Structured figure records
* start *
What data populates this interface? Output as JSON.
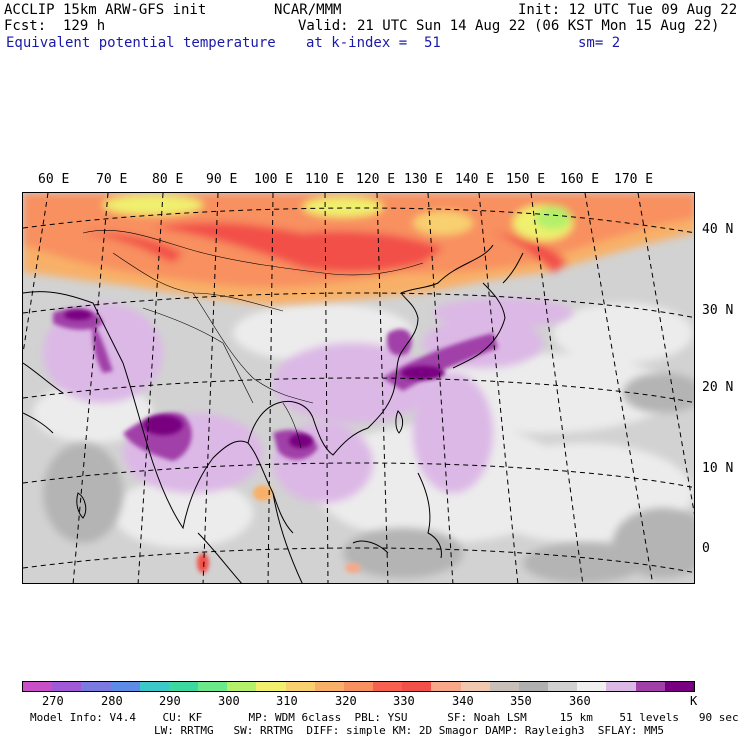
{
  "header": {
    "model": "ACCLIP 15km ARW-GFS init",
    "center": "NCAR/MMM",
    "init": "Init: 12 UTC Tue 09 Aug 22",
    "fcst": "Fcst:  129 h",
    "valid": "Valid: 21 UTC Sun 14 Aug 22 (06 KST Mon 15 Aug 22)",
    "field": "Equivalent potential temperature",
    "level": "at k-index =  51",
    "smooth": "sm= 2"
  },
  "map": {
    "lon_labels": [
      "60 E",
      "70 E",
      "80 E",
      "90 E",
      "100 E",
      "110 E",
      "120 E",
      "130 E",
      "140 E",
      "150 E",
      "160 E",
      "170 E"
    ],
    "lat_labels": [
      "40 N",
      "30 N",
      "20 N",
      "10 N",
      "0"
    ]
  },
  "colorbar": {
    "colors": [
      "#c94fc9",
      "#a05ad8",
      "#7a7ae0",
      "#5c8ce6",
      "#3cc8c8",
      "#3cd8a0",
      "#6ae88a",
      "#b4f06a",
      "#f0f06e",
      "#f8d070",
      "#f8b068",
      "#f89060",
      "#f86050",
      "#f25048",
      "#f8a888",
      "#f0c8b0",
      "#c8c0b8",
      "#b0b0b0",
      "#d0d0d0",
      "#f0f0f0",
      "#dcb8e6",
      "#a040a8",
      "#780080"
    ],
    "tick_labels": [
      "270",
      "280",
      "290",
      "300",
      "310",
      "320",
      "330",
      "340",
      "350",
      "360",
      "K"
    ]
  },
  "footer": {
    "line1": "Model Info: V4.4    CU: KF       MP: WDM 6class  PBL: YSU      SF: Noah LSM     15 km    51 levels   90 sec",
    "line2": "LW: RRTMG   SW: RRTMG  DIFF: simple KM: 2D Smagor DAMP: Rayleigh3  SFLAY: MM5"
  }
}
* end *
STATED GOAL | Select all lines in the listing that include the word "init".

RESULT FOR THIS TASK |
    "model": "ACCLIP 15km ARW-GFS init",
    "init": "Init: 12 UTC Tue 09 Aug 22",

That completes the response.